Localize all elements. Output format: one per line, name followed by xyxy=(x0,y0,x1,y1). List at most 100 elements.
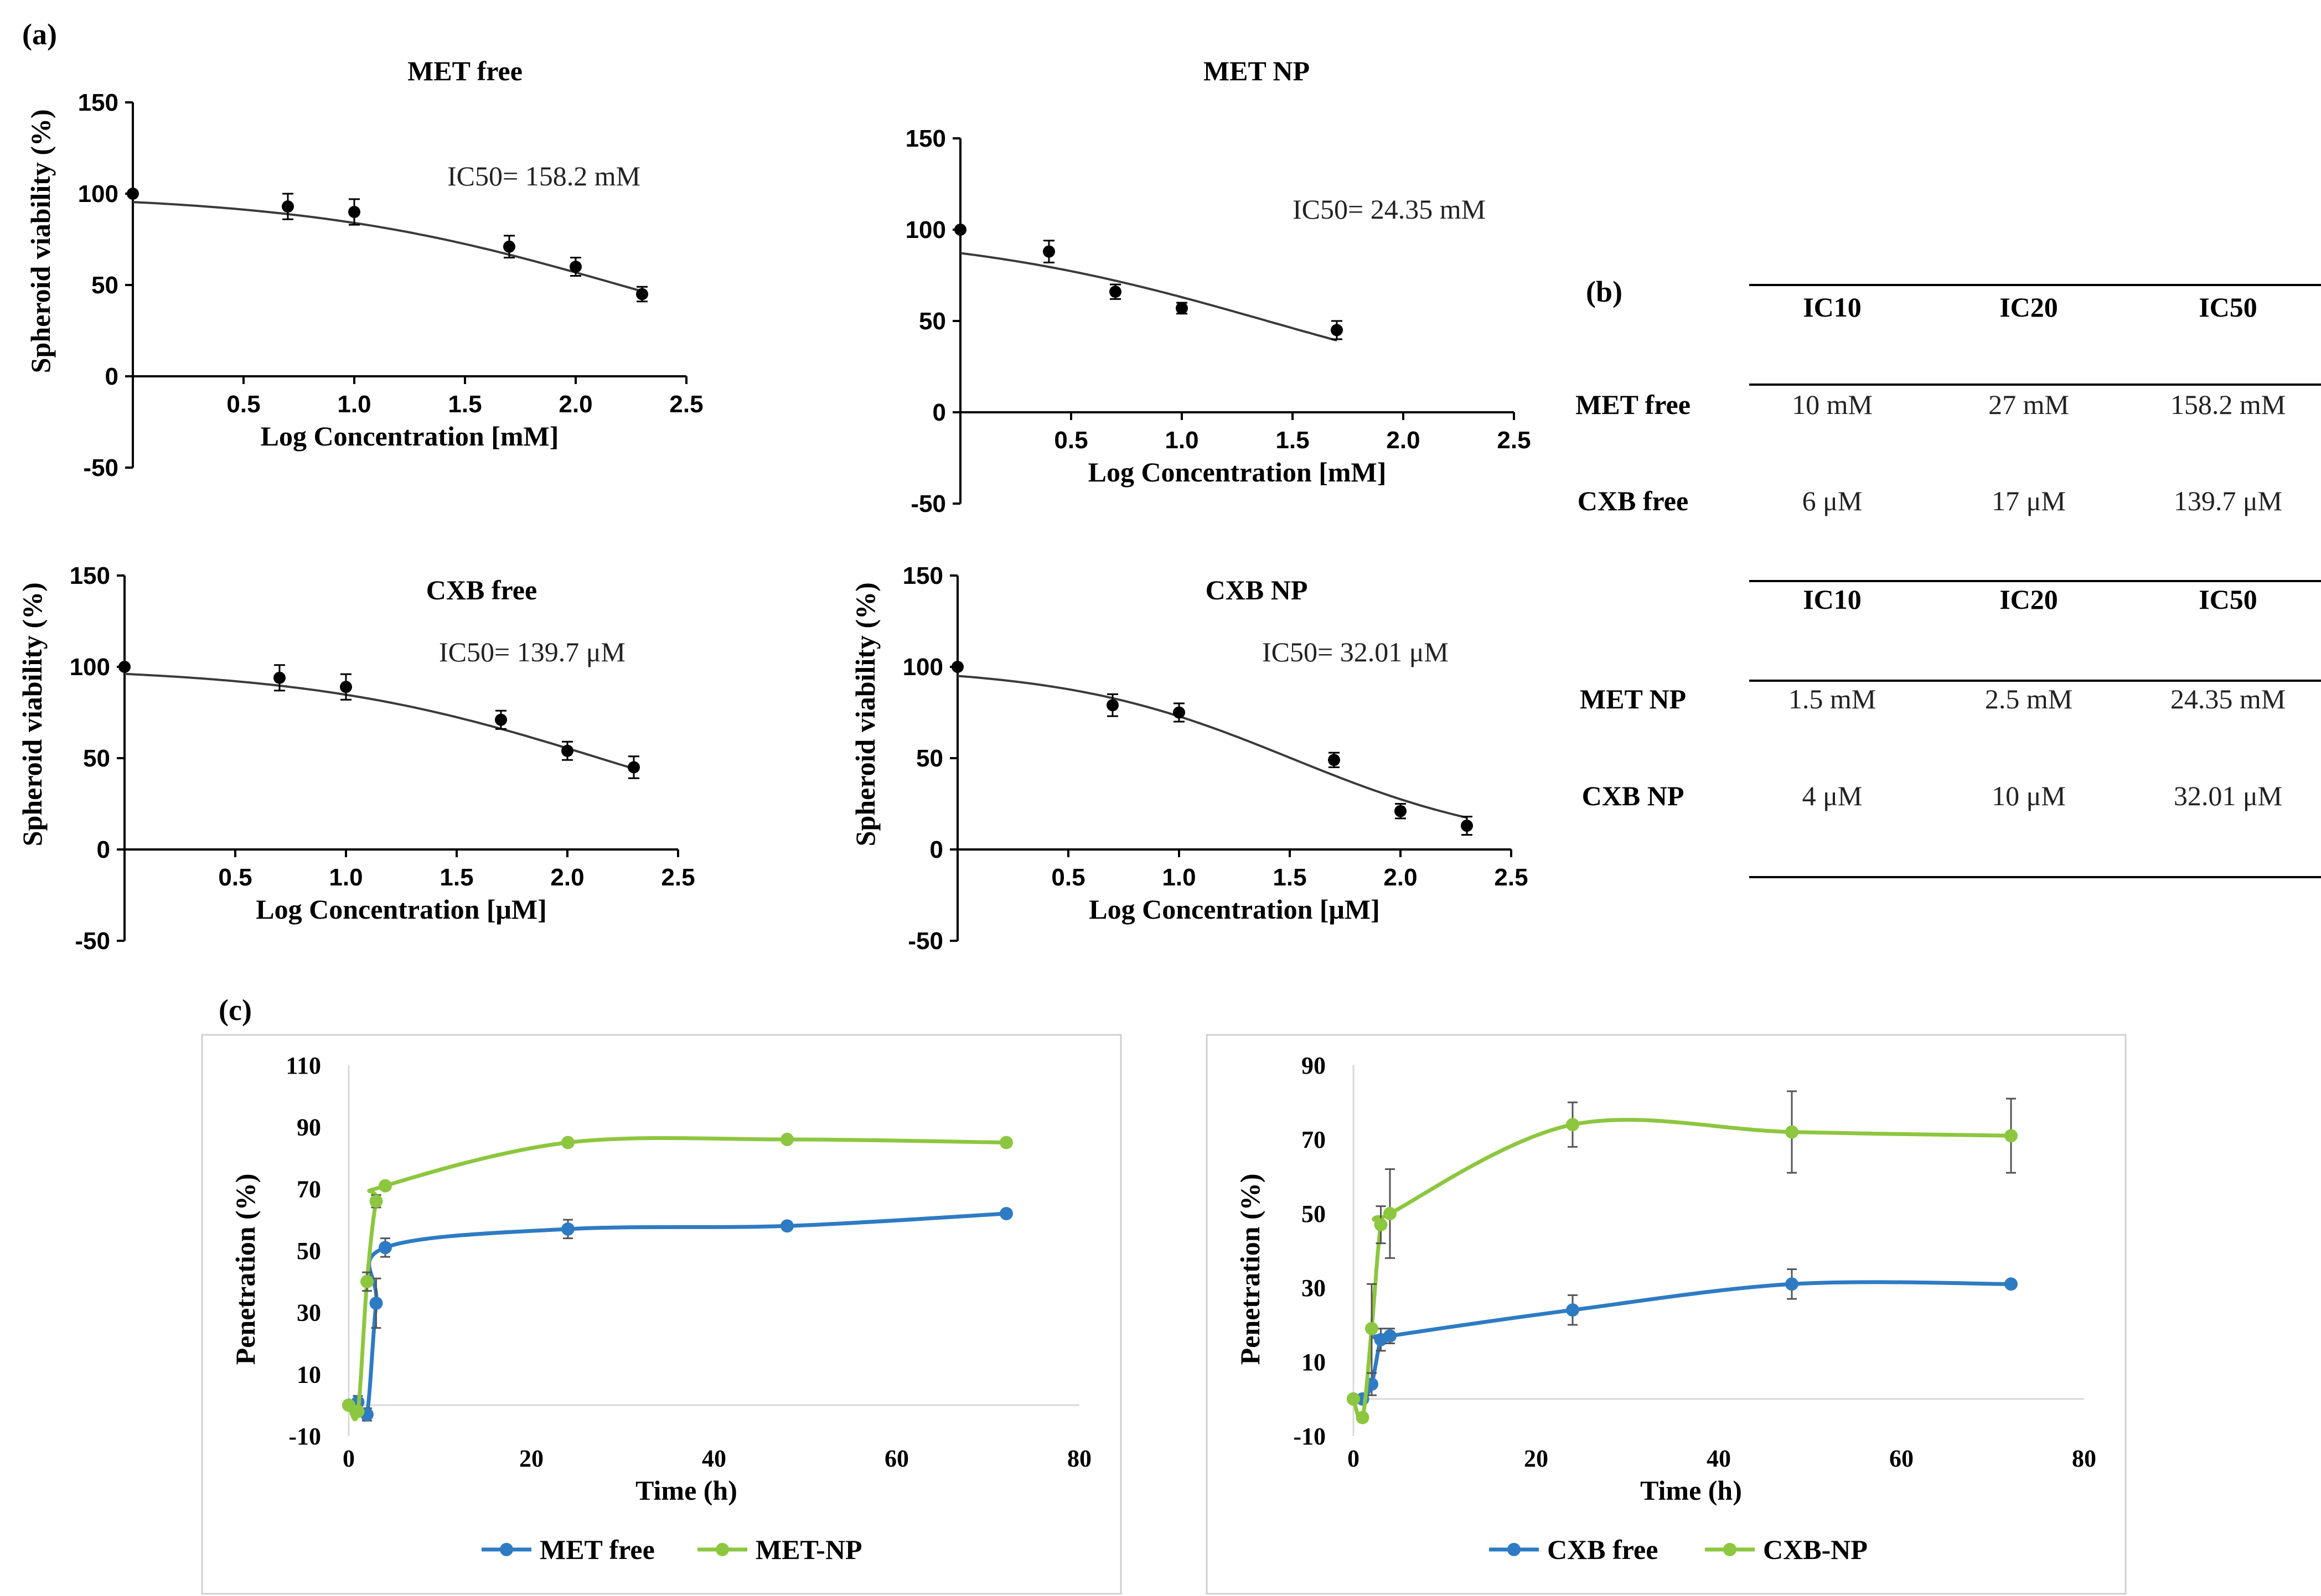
legend-label: CXB free xyxy=(1547,1534,1658,1565)
y-tick-label: 100 xyxy=(906,216,946,243)
x-tick-label: 1.5 xyxy=(448,391,482,418)
chart-cxb-free: CXB free 150 100 50 0 -50 0.5 1.0 1.5 2.0 2.5 Log C… xyxy=(17,562,695,955)
x-tick-label: 80 xyxy=(1067,1445,1092,1472)
y-tick-label: 0 xyxy=(97,836,110,863)
penetration-cxb-frame xyxy=(1206,1034,2127,1595)
y-tick-label: -10 xyxy=(288,1423,321,1450)
chart-title: CXB free xyxy=(426,574,537,605)
x-tick-label: 20 xyxy=(519,1445,544,1472)
y-axis-label: Penetration (%) xyxy=(230,1174,261,1365)
y-tick-label: 100 xyxy=(70,654,110,681)
x-tick-label: 1.5 xyxy=(440,864,473,891)
data-point xyxy=(282,200,294,213)
data-point xyxy=(1173,706,1185,719)
data-point xyxy=(379,1241,392,1255)
y-tick-label: 50 xyxy=(919,308,946,335)
x-tick-label: 60 xyxy=(885,1445,909,1472)
x-tick-label: 60 xyxy=(1889,1445,1914,1472)
x-tick-label: 0 xyxy=(343,1445,355,1472)
data-point xyxy=(570,261,582,273)
data-point xyxy=(952,661,964,673)
table-cell: 158.2 mM xyxy=(2170,389,2286,420)
data-point xyxy=(1461,820,1473,832)
x-tick-label: 0.5 xyxy=(1051,864,1085,891)
table-cell: 6 μM xyxy=(1802,485,1863,516)
penetration-met-frame xyxy=(201,1034,1122,1595)
y-tick-label: 100 xyxy=(78,180,118,208)
y-tick-label: 30 xyxy=(297,1299,321,1326)
data-point xyxy=(127,188,139,200)
data-point xyxy=(2004,1277,2018,1291)
data-point xyxy=(379,1179,392,1193)
fit-curve xyxy=(124,672,634,770)
table-cell: 17 μM xyxy=(1992,485,2066,516)
x-tick-label: 2.0 xyxy=(1386,427,1420,454)
data-point xyxy=(954,224,966,236)
data-point xyxy=(351,1405,365,1418)
data-point xyxy=(1383,1329,1397,1343)
y-tick-label: 50 xyxy=(297,1237,321,1265)
table-header-ic20: IC20 xyxy=(1999,292,2058,323)
y-tick-label: 30 xyxy=(1301,1274,1326,1302)
x-tick-label: 2.5 xyxy=(1497,427,1531,454)
data-point xyxy=(340,681,352,693)
data-point xyxy=(1785,1125,1798,1139)
y-tick-label: 0 xyxy=(930,836,943,863)
ic50-annotation: IC50= 24.35 mM xyxy=(1293,194,1486,225)
data-point xyxy=(1347,1392,1360,1406)
y-tick-label: 90 xyxy=(297,1114,321,1141)
fit-curve xyxy=(132,201,643,293)
x-tick-label: 1.5 xyxy=(1275,427,1309,454)
table-cell: 139.7 μM xyxy=(2174,485,2282,516)
x-axis-label: Log Concentration [mM] xyxy=(1088,457,1387,488)
y-axis-label: Spheroid viability (%) xyxy=(25,109,56,373)
data-point xyxy=(1109,286,1121,298)
y-tick-label: 110 xyxy=(286,1052,321,1079)
y-tick-label: 0 xyxy=(105,363,118,390)
table-header-ic20: IC20 xyxy=(1999,584,2058,615)
y-axis-label: Spheroid viability (%) xyxy=(17,582,48,846)
x-tick-label: 1.0 xyxy=(329,864,363,891)
chart-title: MET free xyxy=(407,55,523,86)
chart-title: MET NP xyxy=(1203,55,1310,86)
data-point xyxy=(780,1219,794,1233)
table-row-label: CXB NP xyxy=(1582,780,1684,811)
data-point xyxy=(1107,699,1119,712)
y-tick-label: 10 xyxy=(1301,1349,1326,1376)
y-tick-label: 50 xyxy=(1301,1200,1326,1227)
y-tick-label: 150 xyxy=(906,125,946,152)
y-tick-label: 90 xyxy=(1301,1052,1326,1079)
data-point xyxy=(636,288,648,300)
data-point xyxy=(1365,1322,1378,1335)
data-point xyxy=(1566,1303,1579,1317)
y-tick-label: 150 xyxy=(78,89,118,116)
data-point xyxy=(495,713,507,726)
y-tick-label: 50 xyxy=(916,745,943,772)
table-cell: 24.35 mM xyxy=(2170,683,2286,714)
data-point xyxy=(369,1194,383,1208)
x-axis-label: Log Concentration [mM] xyxy=(261,421,559,452)
y-tick-label: 150 xyxy=(903,562,943,589)
ic50-annotation: IC50= 32.01 μM xyxy=(1262,636,1449,667)
table-cell: 27 mM xyxy=(1988,389,2069,420)
y-tick-label: 150 xyxy=(70,562,110,589)
x-tick-label: 1.5 xyxy=(1273,864,1306,891)
data-point xyxy=(561,1222,575,1236)
table-cell: 4 μM xyxy=(1802,780,1863,811)
data-point xyxy=(561,1136,575,1149)
x-tick-label: 80 xyxy=(2072,1445,2096,1472)
data-point xyxy=(503,240,515,253)
data-point xyxy=(273,671,286,684)
table-cell: 32.01 μM xyxy=(2174,780,2282,811)
legend-swatch-marker xyxy=(1723,1543,1736,1556)
table-row-label: CXB free xyxy=(1578,485,1688,516)
x-tick-label: 0.5 xyxy=(226,391,260,418)
data-point xyxy=(2004,1129,2018,1143)
data-point xyxy=(1394,805,1407,817)
x-tick-label: 40 xyxy=(702,1445,726,1472)
data-point xyxy=(1043,245,1055,258)
x-tick-label: 1.0 xyxy=(1162,864,1196,891)
x-axis-label: Log Concentration [μM] xyxy=(1089,894,1380,925)
panel-label-b: (b) xyxy=(1586,275,1622,308)
legend-label: MET-NP xyxy=(756,1534,862,1565)
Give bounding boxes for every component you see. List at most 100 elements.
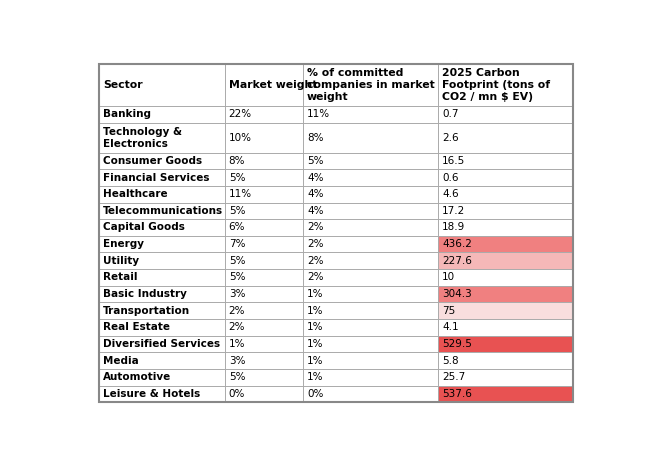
Text: 5%: 5% xyxy=(229,256,245,266)
Bar xyxy=(99,353,225,369)
Text: Transportation: Transportation xyxy=(103,306,190,316)
Bar xyxy=(303,186,438,202)
Bar xyxy=(303,169,438,186)
Text: 4%: 4% xyxy=(307,206,324,216)
Text: 1%: 1% xyxy=(307,306,324,316)
Bar xyxy=(438,369,574,386)
Bar xyxy=(438,353,574,369)
Text: 4%: 4% xyxy=(307,172,324,182)
Text: 6%: 6% xyxy=(229,223,245,232)
Text: 5%: 5% xyxy=(229,172,245,182)
Text: 0.7: 0.7 xyxy=(442,109,459,119)
Bar xyxy=(225,202,303,219)
Bar xyxy=(303,252,438,269)
Bar xyxy=(225,303,303,319)
Text: 2%: 2% xyxy=(307,239,324,249)
Bar xyxy=(438,186,574,202)
Text: Utility: Utility xyxy=(103,256,139,266)
Text: Technology &
Electronics: Technology & Electronics xyxy=(103,127,182,149)
Text: Sector: Sector xyxy=(103,80,143,90)
Bar xyxy=(225,152,303,169)
Bar xyxy=(303,269,438,286)
Text: 3%: 3% xyxy=(229,289,245,299)
Bar xyxy=(225,386,303,402)
Text: 18.9: 18.9 xyxy=(442,223,465,232)
Bar xyxy=(438,202,574,219)
Text: 5%: 5% xyxy=(229,372,245,383)
Text: 5.8: 5.8 xyxy=(442,356,459,365)
Text: Real Estate: Real Estate xyxy=(103,322,170,332)
Text: 2025 Carbon
Footprint (tons of
CO2 / mn $ EV): 2025 Carbon Footprint (tons of CO2 / mn … xyxy=(442,68,550,102)
Bar xyxy=(99,219,225,236)
Bar xyxy=(99,106,225,122)
Text: 5%: 5% xyxy=(229,273,245,282)
Bar xyxy=(99,236,225,252)
Bar xyxy=(303,152,438,169)
Text: 2%: 2% xyxy=(229,322,245,332)
Bar xyxy=(438,252,574,269)
Bar xyxy=(99,252,225,269)
Bar xyxy=(438,152,574,169)
Bar xyxy=(303,369,438,386)
Text: Basic Industry: Basic Industry xyxy=(103,289,187,299)
Bar xyxy=(99,169,225,186)
Text: Financial Services: Financial Services xyxy=(103,172,210,182)
Text: Energy: Energy xyxy=(103,239,144,249)
Bar xyxy=(99,336,225,353)
Bar xyxy=(438,319,574,336)
Bar xyxy=(225,236,303,252)
Text: 1%: 1% xyxy=(229,339,245,349)
Text: 5%: 5% xyxy=(307,156,324,166)
Text: 529.5: 529.5 xyxy=(442,339,472,349)
Bar xyxy=(225,169,303,186)
Bar xyxy=(303,386,438,402)
Bar xyxy=(303,122,438,152)
Text: Retail: Retail xyxy=(103,273,137,282)
Text: 3%: 3% xyxy=(229,356,245,365)
Bar xyxy=(303,353,438,369)
Text: 75: 75 xyxy=(442,306,456,316)
Text: 22%: 22% xyxy=(229,109,252,119)
Text: 304.3: 304.3 xyxy=(442,289,472,299)
Text: 11%: 11% xyxy=(307,109,330,119)
Text: 1%: 1% xyxy=(307,322,324,332)
Text: 2%: 2% xyxy=(307,223,324,232)
Bar xyxy=(99,269,225,286)
Bar xyxy=(99,303,225,319)
Text: 2%: 2% xyxy=(307,256,324,266)
Bar xyxy=(225,336,303,353)
Bar xyxy=(438,219,574,236)
Text: 537.6: 537.6 xyxy=(442,389,472,399)
Bar xyxy=(438,169,574,186)
Bar xyxy=(225,269,303,286)
Bar xyxy=(99,286,225,303)
Text: 8%: 8% xyxy=(307,133,324,143)
Text: Banking: Banking xyxy=(103,109,151,119)
Bar xyxy=(225,106,303,122)
Text: Telecommunications: Telecommunications xyxy=(103,206,223,216)
Text: 4.1: 4.1 xyxy=(442,322,459,332)
Bar xyxy=(99,202,225,219)
Text: 0.6: 0.6 xyxy=(442,172,459,182)
Bar xyxy=(438,386,574,402)
Text: 4%: 4% xyxy=(307,189,324,199)
Text: 7%: 7% xyxy=(229,239,245,249)
Bar xyxy=(99,122,225,152)
Text: 2.6: 2.6 xyxy=(442,133,459,143)
Bar xyxy=(438,106,574,122)
Bar xyxy=(303,319,438,336)
Bar xyxy=(438,269,574,286)
Bar xyxy=(225,252,303,269)
Text: % of committed
companies in market
weight: % of committed companies in market weigh… xyxy=(307,68,435,102)
Text: 10: 10 xyxy=(442,273,455,282)
Text: Diversified Services: Diversified Services xyxy=(103,339,220,349)
Text: 4.6: 4.6 xyxy=(442,189,459,199)
Text: 8%: 8% xyxy=(229,156,245,166)
Bar xyxy=(225,319,303,336)
Text: 1%: 1% xyxy=(307,289,324,299)
Bar xyxy=(225,219,303,236)
Bar xyxy=(225,369,303,386)
Text: 25.7: 25.7 xyxy=(442,372,465,383)
Text: Market weight: Market weight xyxy=(229,80,317,90)
Bar xyxy=(303,286,438,303)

· · · · · · ·

> [Problem]:
Copy out every line of the records above, from the line containing "legend-label: CXB free" down to the line containing "y-tick-label: 0 xyxy=(97,836,110,863)", with both of those lines included.

> [Response to this exercise]:
legend-label: CXB free xyxy=(1547,1534,1658,1565)
y-tick-label: 100 xyxy=(906,216,946,243)
x-tick-label: 1.5 xyxy=(448,391,482,418)
chart-cxb-free: CXB free 150 100 50 0 -50 0.5 1.0 1.5 2.0 2.5 Log C… xyxy=(17,562,695,955)
x-tick-label: 80 xyxy=(1067,1445,1092,1472)
y-tick-label: 0 xyxy=(97,836,110,863)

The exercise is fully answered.